Given instruction
Print each of the following entries verbatim, with every line and character unchanged.

Data extract
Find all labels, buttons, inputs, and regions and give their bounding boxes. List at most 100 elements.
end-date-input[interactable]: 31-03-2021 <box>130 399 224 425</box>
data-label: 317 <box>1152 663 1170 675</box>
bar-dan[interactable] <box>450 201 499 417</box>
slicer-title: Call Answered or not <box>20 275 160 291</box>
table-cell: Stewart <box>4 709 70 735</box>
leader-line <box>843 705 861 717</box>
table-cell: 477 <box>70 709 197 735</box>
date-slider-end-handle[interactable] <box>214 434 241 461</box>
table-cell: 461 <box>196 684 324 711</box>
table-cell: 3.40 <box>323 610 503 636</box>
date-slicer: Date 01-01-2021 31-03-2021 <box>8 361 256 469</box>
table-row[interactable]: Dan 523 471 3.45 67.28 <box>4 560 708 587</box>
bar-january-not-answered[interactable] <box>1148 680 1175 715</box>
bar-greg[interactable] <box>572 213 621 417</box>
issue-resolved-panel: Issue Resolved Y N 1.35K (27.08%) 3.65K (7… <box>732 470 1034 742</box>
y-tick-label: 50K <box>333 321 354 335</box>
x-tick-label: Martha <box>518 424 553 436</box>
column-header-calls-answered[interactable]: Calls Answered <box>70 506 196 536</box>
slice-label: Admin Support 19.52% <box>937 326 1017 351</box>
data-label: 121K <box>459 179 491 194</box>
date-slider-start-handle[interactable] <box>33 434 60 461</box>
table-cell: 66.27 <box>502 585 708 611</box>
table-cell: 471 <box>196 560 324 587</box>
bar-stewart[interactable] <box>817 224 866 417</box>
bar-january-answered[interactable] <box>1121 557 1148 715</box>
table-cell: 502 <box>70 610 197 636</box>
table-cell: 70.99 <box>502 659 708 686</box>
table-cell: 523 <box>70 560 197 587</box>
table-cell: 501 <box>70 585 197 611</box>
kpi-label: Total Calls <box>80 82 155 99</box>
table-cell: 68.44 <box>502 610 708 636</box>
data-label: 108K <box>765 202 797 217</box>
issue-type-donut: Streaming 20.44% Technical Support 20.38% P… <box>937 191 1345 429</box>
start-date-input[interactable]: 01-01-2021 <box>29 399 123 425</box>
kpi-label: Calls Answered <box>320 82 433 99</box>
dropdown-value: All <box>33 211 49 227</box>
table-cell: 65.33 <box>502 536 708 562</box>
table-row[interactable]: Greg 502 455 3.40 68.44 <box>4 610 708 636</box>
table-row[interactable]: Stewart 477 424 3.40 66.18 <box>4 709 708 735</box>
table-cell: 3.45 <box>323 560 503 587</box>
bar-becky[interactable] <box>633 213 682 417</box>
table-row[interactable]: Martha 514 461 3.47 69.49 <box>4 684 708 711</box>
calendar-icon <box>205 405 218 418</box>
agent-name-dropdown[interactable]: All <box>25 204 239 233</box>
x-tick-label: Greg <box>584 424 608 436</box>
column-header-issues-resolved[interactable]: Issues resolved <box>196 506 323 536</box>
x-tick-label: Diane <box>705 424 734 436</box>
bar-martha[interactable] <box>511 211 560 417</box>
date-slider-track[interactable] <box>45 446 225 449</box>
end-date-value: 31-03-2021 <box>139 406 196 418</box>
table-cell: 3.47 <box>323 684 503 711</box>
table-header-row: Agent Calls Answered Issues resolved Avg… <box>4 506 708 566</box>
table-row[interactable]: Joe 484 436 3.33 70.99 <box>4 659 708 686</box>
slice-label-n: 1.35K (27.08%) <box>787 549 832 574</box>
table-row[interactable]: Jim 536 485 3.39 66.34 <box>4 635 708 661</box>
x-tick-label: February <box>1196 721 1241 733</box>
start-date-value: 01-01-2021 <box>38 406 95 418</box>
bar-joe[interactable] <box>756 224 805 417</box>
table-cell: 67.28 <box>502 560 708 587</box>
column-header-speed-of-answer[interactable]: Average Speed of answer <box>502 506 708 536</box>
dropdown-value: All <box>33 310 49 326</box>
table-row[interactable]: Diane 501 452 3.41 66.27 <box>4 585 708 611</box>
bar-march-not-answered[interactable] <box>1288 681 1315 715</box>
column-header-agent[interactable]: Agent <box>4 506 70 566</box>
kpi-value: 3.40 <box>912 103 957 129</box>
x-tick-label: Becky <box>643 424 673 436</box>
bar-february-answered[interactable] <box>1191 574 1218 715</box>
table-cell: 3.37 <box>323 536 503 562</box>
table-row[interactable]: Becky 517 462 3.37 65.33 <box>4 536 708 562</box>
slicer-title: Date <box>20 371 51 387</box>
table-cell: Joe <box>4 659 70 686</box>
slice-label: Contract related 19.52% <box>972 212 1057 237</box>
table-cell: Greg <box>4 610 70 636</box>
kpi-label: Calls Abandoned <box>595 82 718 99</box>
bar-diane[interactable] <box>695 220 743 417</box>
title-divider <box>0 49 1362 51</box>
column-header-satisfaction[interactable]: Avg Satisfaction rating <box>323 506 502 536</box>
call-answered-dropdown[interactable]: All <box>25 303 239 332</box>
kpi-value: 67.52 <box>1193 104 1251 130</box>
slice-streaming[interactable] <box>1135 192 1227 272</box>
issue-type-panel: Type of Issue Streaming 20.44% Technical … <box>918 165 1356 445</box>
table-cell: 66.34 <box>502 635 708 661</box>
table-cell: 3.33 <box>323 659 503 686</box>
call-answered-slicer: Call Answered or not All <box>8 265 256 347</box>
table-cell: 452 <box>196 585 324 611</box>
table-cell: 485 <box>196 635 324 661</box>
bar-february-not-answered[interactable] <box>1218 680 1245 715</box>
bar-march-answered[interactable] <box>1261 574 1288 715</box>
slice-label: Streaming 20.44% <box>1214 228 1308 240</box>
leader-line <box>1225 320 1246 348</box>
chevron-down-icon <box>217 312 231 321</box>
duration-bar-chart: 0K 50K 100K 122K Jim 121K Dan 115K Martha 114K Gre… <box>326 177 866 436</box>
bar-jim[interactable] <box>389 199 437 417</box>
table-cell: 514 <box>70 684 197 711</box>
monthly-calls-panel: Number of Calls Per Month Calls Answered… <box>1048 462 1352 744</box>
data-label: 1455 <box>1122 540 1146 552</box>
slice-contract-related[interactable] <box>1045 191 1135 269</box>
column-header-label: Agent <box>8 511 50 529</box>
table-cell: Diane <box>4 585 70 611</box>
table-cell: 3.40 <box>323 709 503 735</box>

Correct response
Find all labels, buttons, inputs, and regions and give their bounding boxes. List at most 100 elements.
end-date-input[interactable]: 31-03-2021 <box>130 399 224 425</box>
data-label: 317 <box>1152 663 1170 675</box>
bar-dan[interactable] <box>450 201 499 417</box>
slicer-title: Call Answered or not <box>20 275 160 291</box>
table-cell: Stewart <box>4 709 70 735</box>
leader-line <box>843 705 861 717</box>
table-cell: 477 <box>70 709 197 735</box>
date-slider-end-handle[interactable] <box>214 434 241 461</box>
table-cell: 461 <box>196 684 324 711</box>
table-cell: 3.40 <box>323 610 503 636</box>
date-slicer: Date 01-01-2021 31-03-2021 <box>8 361 256 469</box>
table-row[interactable]: Dan 523 471 3.45 67.28 <box>4 560 708 587</box>
bar-january-not-answered[interactable] <box>1148 680 1175 715</box>
bar-greg[interactable] <box>572 213 621 417</box>
issue-resolved-panel: Issue Resolved Y N 1.35K (27.08%) 3.65K (7… <box>732 470 1034 742</box>
y-tick-label: 50K <box>333 321 354 335</box>
x-tick-label: Martha <box>518 424 553 436</box>
column-header-calls-answered[interactable]: Calls Answered <box>70 506 196 536</box>
slice-label: Admin Support 19.52% <box>937 326 1017 351</box>
data-label: 121K <box>459 179 491 194</box>
date-slider-start-handle[interactable] <box>33 434 60 461</box>
table-cell: 66.27 <box>502 585 708 611</box>
table-cell: 471 <box>196 560 324 587</box>
bar-stewart[interactable] <box>817 224 866 417</box>
bar-january-answered[interactable] <box>1121 557 1148 715</box>
table-cell: 502 <box>70 610 197 636</box>
table-cell: 70.99 <box>502 659 708 686</box>
table-cell: 523 <box>70 560 197 587</box>
table-cell: 501 <box>70 585 197 611</box>
kpi-label: Total Calls <box>80 82 155 99</box>
table-cell: 68.44 <box>502 610 708 636</box>
data-label: 108K <box>765 202 797 217</box>
issue-type-donut: Streaming 20.44% Technical Support 20.38% P… <box>937 191 1345 429</box>
start-date-input[interactable]: 01-01-2021 <box>29 399 123 425</box>
kpi-label: Calls Answered <box>320 82 433 99</box>
dropdown-value: All <box>33 211 49 227</box>
table-cell: 65.33 <box>502 536 708 562</box>
table-row[interactable]: Greg 502 455 3.40 68.44 <box>4 610 708 636</box>
table-row[interactable]: Stewart 477 424 3.40 66.18 <box>4 709 708 735</box>
table-cell: 3.45 <box>323 560 503 587</box>
bar-becky[interactable] <box>633 213 682 417</box>
table-row[interactable]: Martha 514 461 3.47 69.49 <box>4 684 708 711</box>
calendar-icon <box>205 405 218 418</box>
agent-name-dropdown[interactable]: All <box>25 204 239 233</box>
x-tick-label: Greg <box>584 424 608 436</box>
column-header-issues-resolved[interactable]: Issues resolved <box>196 506 323 536</box>
x-tick-label: Diane <box>705 424 734 436</box>
bar-martha[interactable] <box>511 211 560 417</box>
date-slider-track[interactable] <box>45 446 225 449</box>
end-date-value: 31-03-2021 <box>139 406 196 418</box>
table-cell: 3.47 <box>323 684 503 711</box>
table-header-row: Agent Calls Answered Issues resolved Avg… <box>4 506 708 566</box>
table-row[interactable]: Joe 484 436 3.33 70.99 <box>4 659 708 686</box>
slice-label-n: 1.35K (27.08%) <box>787 549 832 574</box>
table-row[interactable]: Jim 536 485 3.39 66.34 <box>4 635 708 661</box>
x-tick-label: February <box>1196 721 1241 733</box>
start-date-value: 01-01-2021 <box>38 406 95 418</box>
bar-joe[interactable] <box>756 224 805 417</box>
table-cell: 67.28 <box>502 560 708 587</box>
column-header-speed-of-answer[interactable]: Average Speed of answer <box>502 506 708 536</box>
dropdown-value: All <box>33 310 49 326</box>
table-row[interactable]: Diane 501 452 3.41 66.27 <box>4 585 708 611</box>
bar-march-not-answered[interactable] <box>1288 681 1315 715</box>
column-header-agent[interactable]: Agent <box>4 506 70 566</box>
kpi-value: 3.40 <box>912 103 957 129</box>
x-tick-label: Becky <box>643 424 673 436</box>
bar-february-answered[interactable] <box>1191 574 1218 715</box>
table-cell: 3.37 <box>323 536 503 562</box>
table-row[interactable]: Becky 517 462 3.37 65.33 <box>4 536 708 562</box>
slicer-title: Date <box>20 371 51 387</box>
table-cell: Joe <box>4 659 70 686</box>
slice-label: Contract related 19.52% <box>972 212 1057 237</box>
table-cell: Greg <box>4 610 70 636</box>
kpi-label: Calls Abandoned <box>595 82 718 99</box>
bar-diane[interactable] <box>695 220 743 417</box>
title-divider <box>0 49 1362 51</box>
column-header-satisfaction[interactable]: Avg Satisfaction rating <box>323 506 502 536</box>
call-answered-dropdown[interactable]: All <box>25 303 239 332</box>
kpi-value: 67.52 <box>1193 104 1251 130</box>
slice-streaming[interactable] <box>1135 192 1227 272</box>
issue-type-panel: Type of Issue Streaming 20.44% Technical … <box>918 165 1356 445</box>
table-cell: 66.34 <box>502 635 708 661</box>
table-cell: 3.33 <box>323 659 503 686</box>
call-answered-slicer: Call Answered or not All <box>8 265 256 347</box>
table-cell: 452 <box>196 585 324 611</box>
table-cell: 485 <box>196 635 324 661</box>
bar-february-not-answered[interactable] <box>1218 680 1245 715</box>
bar-march-answered[interactable] <box>1261 574 1288 715</box>
slice-label: Streaming 20.44% <box>1214 228 1308 240</box>
leader-line <box>1225 320 1246 348</box>
chevron-down-icon <box>217 312 231 321</box>
duration-bar-chart: 0K 50K 100K 122K Jim 121K Dan 115K Martha 114K Gre… <box>326 177 866 436</box>
bar-jim[interactable] <box>389 199 437 417</box>
table-cell: 514 <box>70 684 197 711</box>
monthly-calls-panel: Number of Calls Per Month Calls Answered… <box>1048 462 1352 744</box>
data-label: 1455 <box>1122 540 1146 552</box>
slice-contract-related[interactable] <box>1045 191 1135 269</box>
column-header-label: Agent <box>8 511 50 529</box>
table-cell: Diane <box>4 585 70 611</box>
table-cell: 3.40 <box>323 709 503 735</box>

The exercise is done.